Figure record listings

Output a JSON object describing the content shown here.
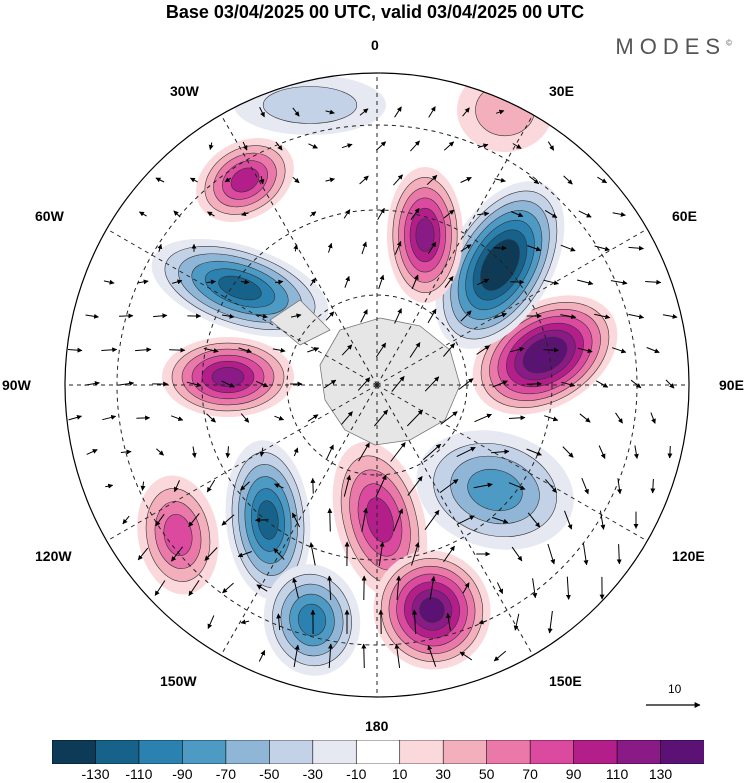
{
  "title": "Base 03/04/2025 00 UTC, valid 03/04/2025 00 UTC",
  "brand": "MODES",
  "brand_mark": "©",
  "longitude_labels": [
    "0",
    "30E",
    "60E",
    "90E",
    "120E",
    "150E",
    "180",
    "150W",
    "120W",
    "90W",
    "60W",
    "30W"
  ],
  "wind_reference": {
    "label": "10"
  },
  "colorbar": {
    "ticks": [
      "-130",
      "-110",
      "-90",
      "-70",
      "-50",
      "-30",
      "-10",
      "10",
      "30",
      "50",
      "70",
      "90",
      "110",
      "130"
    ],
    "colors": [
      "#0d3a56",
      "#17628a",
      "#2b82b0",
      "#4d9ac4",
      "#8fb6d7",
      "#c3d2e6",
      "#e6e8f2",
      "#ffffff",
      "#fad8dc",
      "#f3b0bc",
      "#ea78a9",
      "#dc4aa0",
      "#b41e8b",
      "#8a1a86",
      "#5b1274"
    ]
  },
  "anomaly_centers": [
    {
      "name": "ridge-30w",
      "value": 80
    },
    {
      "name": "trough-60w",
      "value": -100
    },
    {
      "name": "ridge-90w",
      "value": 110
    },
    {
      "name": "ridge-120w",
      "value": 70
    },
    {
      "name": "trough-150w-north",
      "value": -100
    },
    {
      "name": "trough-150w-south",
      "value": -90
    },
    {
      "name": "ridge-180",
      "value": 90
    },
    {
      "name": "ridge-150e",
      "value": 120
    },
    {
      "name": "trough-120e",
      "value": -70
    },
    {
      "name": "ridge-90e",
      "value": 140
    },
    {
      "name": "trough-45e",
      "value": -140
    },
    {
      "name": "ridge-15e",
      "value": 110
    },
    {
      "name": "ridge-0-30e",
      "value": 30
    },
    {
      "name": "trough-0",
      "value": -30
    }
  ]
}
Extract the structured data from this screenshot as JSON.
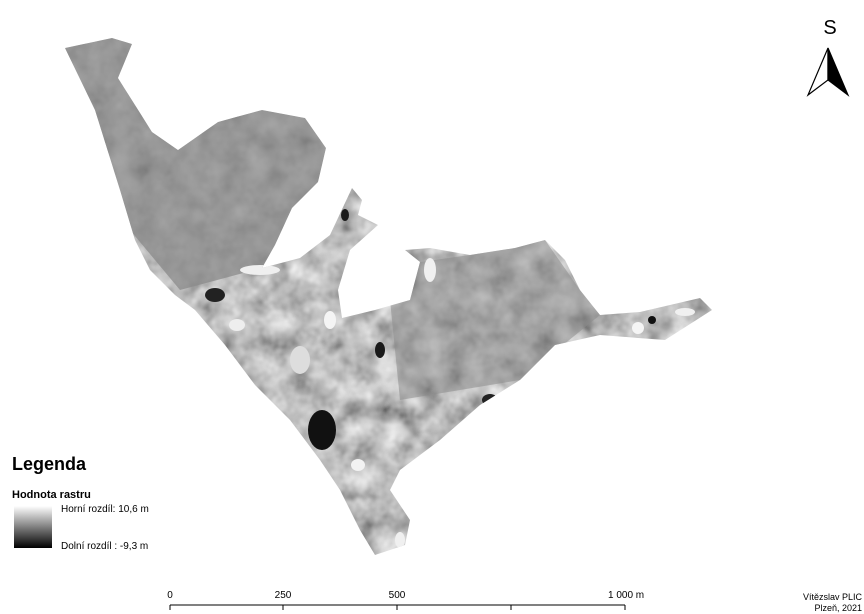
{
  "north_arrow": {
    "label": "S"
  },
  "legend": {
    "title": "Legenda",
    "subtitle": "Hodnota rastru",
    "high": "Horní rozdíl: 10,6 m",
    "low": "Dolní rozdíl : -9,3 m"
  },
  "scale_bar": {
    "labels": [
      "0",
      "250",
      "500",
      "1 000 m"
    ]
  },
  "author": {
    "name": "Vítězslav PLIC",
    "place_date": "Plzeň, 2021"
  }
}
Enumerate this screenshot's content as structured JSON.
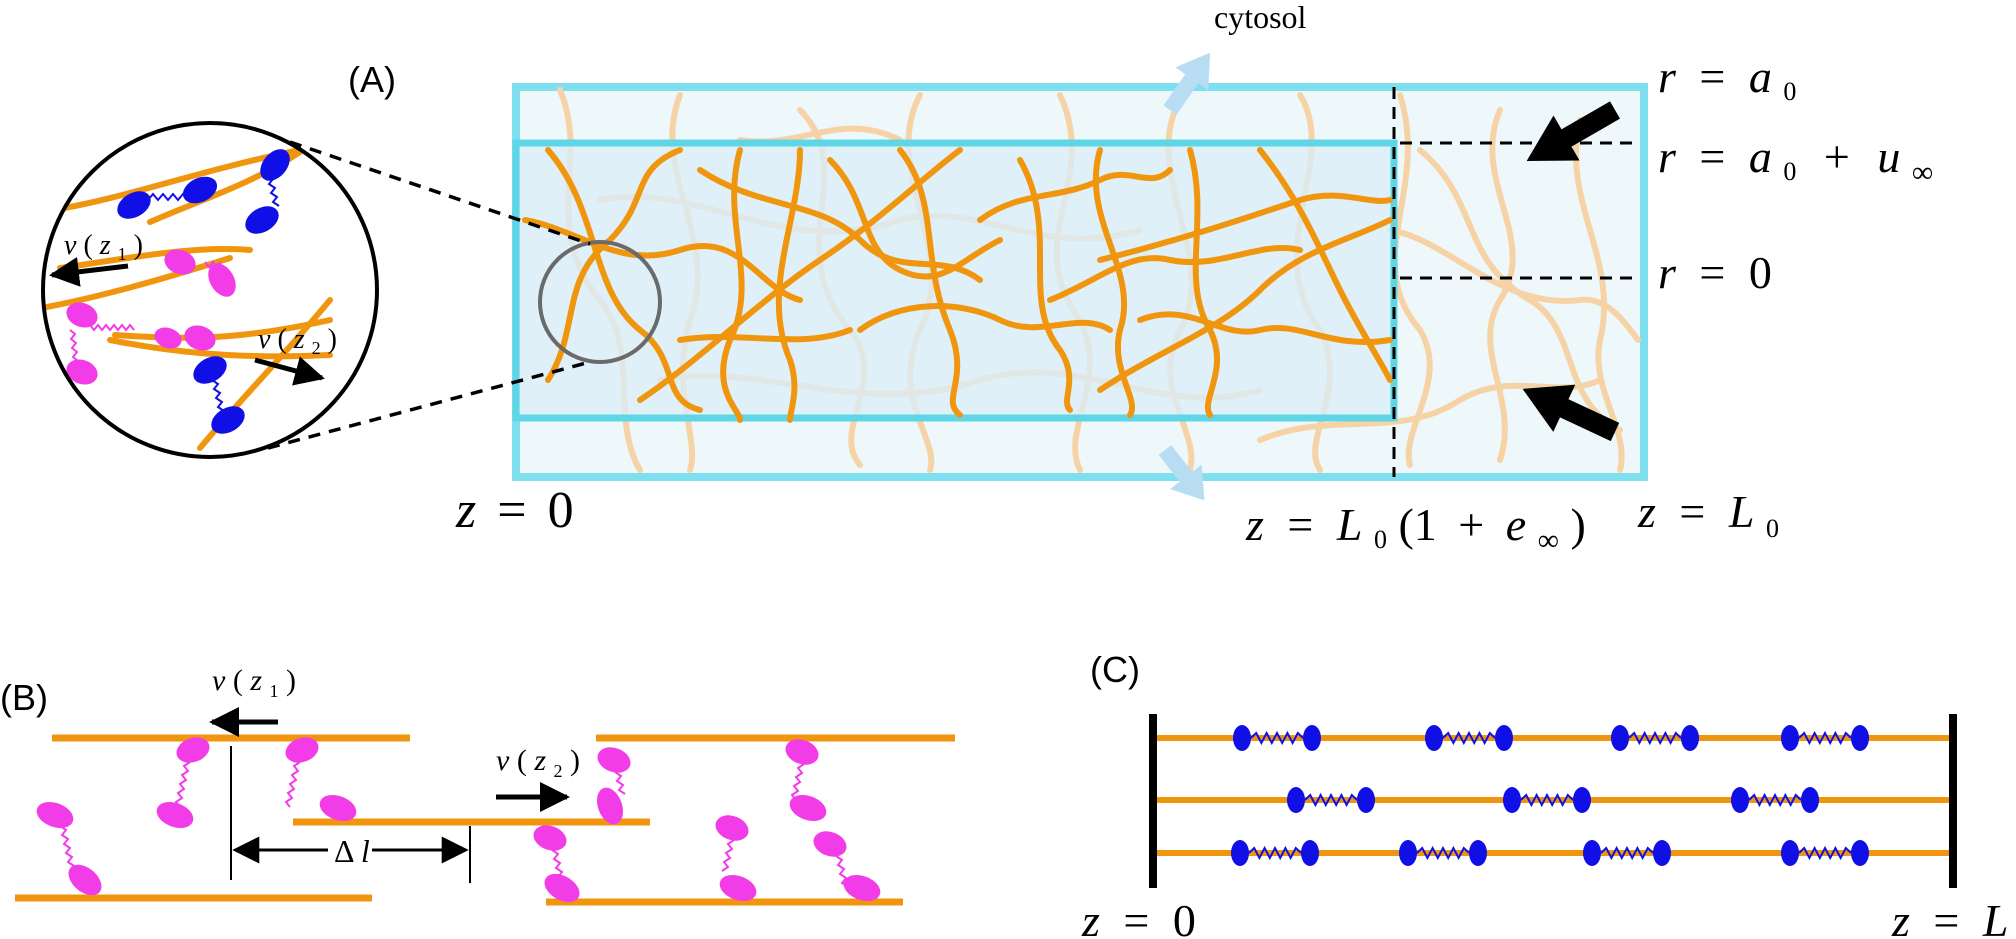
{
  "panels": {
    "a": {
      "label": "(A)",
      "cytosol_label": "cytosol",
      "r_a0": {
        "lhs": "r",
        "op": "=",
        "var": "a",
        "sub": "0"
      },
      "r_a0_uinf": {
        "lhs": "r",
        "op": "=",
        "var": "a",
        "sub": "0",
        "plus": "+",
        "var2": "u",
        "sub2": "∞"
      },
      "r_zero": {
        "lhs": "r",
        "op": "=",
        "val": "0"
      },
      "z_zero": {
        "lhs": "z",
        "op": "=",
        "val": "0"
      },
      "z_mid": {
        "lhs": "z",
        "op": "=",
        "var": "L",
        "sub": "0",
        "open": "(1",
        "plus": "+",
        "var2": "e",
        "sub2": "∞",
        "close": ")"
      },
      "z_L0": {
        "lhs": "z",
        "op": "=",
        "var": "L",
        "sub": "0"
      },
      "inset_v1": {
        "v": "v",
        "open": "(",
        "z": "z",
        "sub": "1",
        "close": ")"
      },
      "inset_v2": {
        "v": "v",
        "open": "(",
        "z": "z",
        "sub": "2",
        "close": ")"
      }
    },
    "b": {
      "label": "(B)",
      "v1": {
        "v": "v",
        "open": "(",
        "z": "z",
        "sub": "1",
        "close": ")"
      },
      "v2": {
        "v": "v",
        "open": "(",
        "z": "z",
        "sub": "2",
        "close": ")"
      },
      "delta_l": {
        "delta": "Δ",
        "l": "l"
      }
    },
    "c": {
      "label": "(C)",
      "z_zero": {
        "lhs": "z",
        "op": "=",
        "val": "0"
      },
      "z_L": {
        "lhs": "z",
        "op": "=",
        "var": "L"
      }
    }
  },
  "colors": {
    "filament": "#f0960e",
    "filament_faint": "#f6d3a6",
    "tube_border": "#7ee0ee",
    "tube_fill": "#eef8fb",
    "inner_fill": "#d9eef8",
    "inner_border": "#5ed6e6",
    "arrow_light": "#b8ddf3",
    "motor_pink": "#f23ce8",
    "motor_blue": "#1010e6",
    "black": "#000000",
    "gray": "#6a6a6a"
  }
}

Given instruction: In your copy of the listing above, reproduce each line exactly and omit all pictures.

Correct answer:
Output a JSON object describing the content shown here.
{
  "title": "Base 03/04/2025 00 UTC, valid 03/04/2025 00 UTC",
  "brand": "MODES",
  "brand_mark": "©",
  "longitude_labels": [
    "0",
    "30E",
    "60E",
    "90E",
    "120E",
    "150E",
    "180",
    "150W",
    "120W",
    "90W",
    "60W",
    "30W"
  ],
  "wind_reference": {
    "label": "10"
  },
  "colorbar": {
    "ticks": [
      "-130",
      "-110",
      "-90",
      "-70",
      "-50",
      "-30",
      "-10",
      "10",
      "30",
      "50",
      "70",
      "90",
      "110",
      "130"
    ],
    "colors": [
      "#0d3a56",
      "#17628a",
      "#2b82b0",
      "#4d9ac4",
      "#8fb6d7",
      "#c3d2e6",
      "#e6e8f2",
      "#ffffff",
      "#fad8dc",
      "#f3b0bc",
      "#ea78a9",
      "#dc4aa0",
      "#b41e8b",
      "#8a1a86",
      "#5b1274"
    ]
  },
  "anomaly_centers": [
    {
      "name": "ridge-30w",
      "value": 80
    },
    {
      "name": "trough-60w",
      "value": -100
    },
    {
      "name": "ridge-90w",
      "value": 110
    },
    {
      "name": "ridge-120w",
      "value": 70
    },
    {
      "name": "trough-150w-north",
      "value": -100
    },
    {
      "name": "trough-150w-south",
      "value": -90
    },
    {
      "name": "ridge-180",
      "value": 90
    },
    {
      "name": "ridge-150e",
      "value": 120
    },
    {
      "name": "trough-120e",
      "value": -70
    },
    {
      "name": "ridge-90e",
      "value": 140
    },
    {
      "name": "trough-45e",
      "value": -140
    },
    {
      "name": "ridge-15e",
      "value": 110
    },
    {
      "name": "ridge-0-30e",
      "value": 30
    },
    {
      "name": "trough-0",
      "value": -30
    }
  ]
}
Extract the structured data from this screenshot as JSON.
{
  "north_arrow": {
    "label": "S"
  },
  "legend": {
    "title": "Legenda",
    "subtitle": "Hodnota rastru",
    "high": "Horní rozdíl: 10,6 m",
    "low": "Dolní rozdíl : -9,3 m"
  },
  "scale_bar": {
    "labels": [
      "0",
      "250",
      "500",
      "1 000 m"
    ]
  },
  "author": {
    "name": "Vítězslav PLIC",
    "place_date": "Plzeň, 2021"
  }
}
Enumerate this screenshot's content as structured JSON.
{
  "panels": {
    "a": {
      "label": "(A)",
      "cytosol_label": "cytosol",
      "r_a0": {
        "lhs": "r",
        "op": "=",
        "var": "a",
        "sub": "0"
      },
      "r_a0_uinf": {
        "lhs": "r",
        "op": "=",
        "var": "a",
        "sub": "0",
        "plus": "+",
        "var2": "u",
        "sub2": "∞"
      },
      "r_zero": {
        "lhs": "r",
        "op": "=",
        "val": "0"
      },
      "z_zero": {
        "lhs": "z",
        "op": "=",
        "val": "0"
      },
      "z_mid": {
        "lhs": "z",
        "op": "=",
        "var": "L",
        "sub": "0",
        "open": "(1",
        "plus": "+",
        "var2": "e",
        "sub2": "∞",
        "close": ")"
      },
      "z_L0": {
        "lhs": "z",
        "op": "=",
        "var": "L",
        "sub": "0"
      },
      "inset_v1": {
        "v": "v",
        "open": "(",
        "z": "z",
        "sub": "1",
        "close": ")"
      },
      "inset_v2": {
        "v": "v",
        "open": "(",
        "z": "z",
        "sub": "2",
        "close": ")"
      }
    },
    "b": {
      "label": "(B)",
      "v1": {
        "v": "v",
        "open": "(",
        "z": "z",
        "sub": "1",
        "close": ")"
      },
      "v2": {
        "v": "v",
        "open": "(",
        "z": "z",
        "sub": "2",
        "close": ")"
      },
      "delta_l": {
        "delta": "Δ",
        "l": "l"
      }
    },
    "c": {
      "label": "(C)",
      "z_zero": {
        "lhs": "z",
        "op": "=",
        "val": "0"
      },
      "z_L": {
        "lhs": "z",
        "op": "=",
        "var": "L"
      }
    }
  },
  "colors": {
    "filament": "#f0960e",
    "filament_faint": "#f6d3a6",
    "tube_border": "#7ee0ee",
    "tube_fill": "#eef8fb",
    "inner_fill": "#d9eef8",
    "inner_border": "#5ed6e6",
    "arrow_light": "#b8ddf3",
    "motor_pink": "#f23ce8",
    "motor_blue": "#1010e6",
    "black": "#000000",
    "gray": "#6a6a6a"
  }
}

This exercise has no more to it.